WORK TO COMPLETE: Pick out the lines below with "JSON" and list them.

[Records that describe figures]
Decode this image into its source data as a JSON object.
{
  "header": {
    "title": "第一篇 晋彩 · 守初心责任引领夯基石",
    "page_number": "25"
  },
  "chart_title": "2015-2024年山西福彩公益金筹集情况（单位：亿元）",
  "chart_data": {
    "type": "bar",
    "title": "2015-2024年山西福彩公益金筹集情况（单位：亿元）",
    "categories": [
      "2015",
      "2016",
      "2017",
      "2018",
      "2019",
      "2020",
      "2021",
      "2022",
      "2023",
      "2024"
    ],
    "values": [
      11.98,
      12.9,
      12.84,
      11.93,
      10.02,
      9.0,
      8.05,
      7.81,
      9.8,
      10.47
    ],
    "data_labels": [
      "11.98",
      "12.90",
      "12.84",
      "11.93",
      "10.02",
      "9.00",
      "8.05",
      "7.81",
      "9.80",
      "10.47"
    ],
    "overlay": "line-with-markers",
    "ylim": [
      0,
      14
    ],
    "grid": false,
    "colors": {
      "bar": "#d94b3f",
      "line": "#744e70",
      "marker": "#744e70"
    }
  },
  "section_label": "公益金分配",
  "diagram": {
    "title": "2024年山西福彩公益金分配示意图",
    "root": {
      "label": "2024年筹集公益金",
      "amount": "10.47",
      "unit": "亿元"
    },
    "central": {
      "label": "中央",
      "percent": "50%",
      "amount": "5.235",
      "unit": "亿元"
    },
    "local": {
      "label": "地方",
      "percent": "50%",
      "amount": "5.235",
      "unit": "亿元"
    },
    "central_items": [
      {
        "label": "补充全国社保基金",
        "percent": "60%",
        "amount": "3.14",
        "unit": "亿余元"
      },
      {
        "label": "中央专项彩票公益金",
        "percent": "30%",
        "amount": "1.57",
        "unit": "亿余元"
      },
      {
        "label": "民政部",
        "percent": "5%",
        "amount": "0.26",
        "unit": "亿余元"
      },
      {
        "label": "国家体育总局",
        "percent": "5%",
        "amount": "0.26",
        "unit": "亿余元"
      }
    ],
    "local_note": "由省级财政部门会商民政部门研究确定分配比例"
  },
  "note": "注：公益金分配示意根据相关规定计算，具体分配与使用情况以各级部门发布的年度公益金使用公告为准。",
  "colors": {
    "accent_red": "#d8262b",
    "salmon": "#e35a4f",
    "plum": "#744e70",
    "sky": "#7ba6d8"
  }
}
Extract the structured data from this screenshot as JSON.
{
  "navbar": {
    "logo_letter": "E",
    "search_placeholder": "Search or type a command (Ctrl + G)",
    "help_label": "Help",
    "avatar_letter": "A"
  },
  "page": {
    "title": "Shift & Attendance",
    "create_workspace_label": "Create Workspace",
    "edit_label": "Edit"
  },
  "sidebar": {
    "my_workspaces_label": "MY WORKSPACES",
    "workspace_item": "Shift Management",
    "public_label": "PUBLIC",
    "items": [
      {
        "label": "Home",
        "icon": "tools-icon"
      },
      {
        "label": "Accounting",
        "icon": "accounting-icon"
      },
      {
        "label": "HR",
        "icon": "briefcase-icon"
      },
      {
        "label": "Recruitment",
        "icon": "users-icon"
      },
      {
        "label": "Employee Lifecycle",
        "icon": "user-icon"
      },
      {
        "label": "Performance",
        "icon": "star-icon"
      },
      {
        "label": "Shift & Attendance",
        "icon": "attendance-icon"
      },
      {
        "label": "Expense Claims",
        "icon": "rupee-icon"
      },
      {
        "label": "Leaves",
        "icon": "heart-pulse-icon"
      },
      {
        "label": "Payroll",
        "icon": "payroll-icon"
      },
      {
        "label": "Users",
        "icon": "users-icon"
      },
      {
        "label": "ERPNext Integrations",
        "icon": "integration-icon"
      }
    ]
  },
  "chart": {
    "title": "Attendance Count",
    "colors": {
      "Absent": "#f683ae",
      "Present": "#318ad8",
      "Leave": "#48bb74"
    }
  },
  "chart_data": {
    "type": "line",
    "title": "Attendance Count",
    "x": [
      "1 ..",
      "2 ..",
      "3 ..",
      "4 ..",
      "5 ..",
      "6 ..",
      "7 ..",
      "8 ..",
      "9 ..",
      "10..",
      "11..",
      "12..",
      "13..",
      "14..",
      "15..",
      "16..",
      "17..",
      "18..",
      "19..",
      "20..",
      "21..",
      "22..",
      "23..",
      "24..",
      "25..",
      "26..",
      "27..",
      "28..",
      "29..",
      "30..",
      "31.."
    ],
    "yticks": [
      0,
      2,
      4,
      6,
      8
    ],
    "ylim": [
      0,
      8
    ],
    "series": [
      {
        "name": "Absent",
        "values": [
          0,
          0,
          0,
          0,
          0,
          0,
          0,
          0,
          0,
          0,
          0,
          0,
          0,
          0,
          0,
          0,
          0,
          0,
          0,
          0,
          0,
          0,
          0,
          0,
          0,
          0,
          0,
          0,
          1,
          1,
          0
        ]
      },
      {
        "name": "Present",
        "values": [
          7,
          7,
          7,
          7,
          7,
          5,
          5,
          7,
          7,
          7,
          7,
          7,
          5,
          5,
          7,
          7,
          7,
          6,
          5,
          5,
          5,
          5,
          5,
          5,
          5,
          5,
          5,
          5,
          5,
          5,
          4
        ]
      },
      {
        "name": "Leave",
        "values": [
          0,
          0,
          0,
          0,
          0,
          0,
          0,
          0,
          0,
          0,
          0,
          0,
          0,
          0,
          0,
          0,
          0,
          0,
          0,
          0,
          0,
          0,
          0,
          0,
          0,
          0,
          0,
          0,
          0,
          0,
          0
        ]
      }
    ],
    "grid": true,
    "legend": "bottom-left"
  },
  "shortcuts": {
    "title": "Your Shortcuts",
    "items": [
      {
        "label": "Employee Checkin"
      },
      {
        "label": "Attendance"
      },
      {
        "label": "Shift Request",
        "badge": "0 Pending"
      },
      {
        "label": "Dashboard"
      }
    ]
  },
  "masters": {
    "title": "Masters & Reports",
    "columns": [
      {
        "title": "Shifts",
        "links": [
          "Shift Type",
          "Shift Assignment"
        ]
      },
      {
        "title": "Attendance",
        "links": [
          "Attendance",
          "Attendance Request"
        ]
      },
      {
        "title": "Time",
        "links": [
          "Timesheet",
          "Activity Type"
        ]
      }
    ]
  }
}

RESULT OF THIS TASK:
Decode this image into its source data as a JSON object.
Extract the structured data from this screenshot as JSON.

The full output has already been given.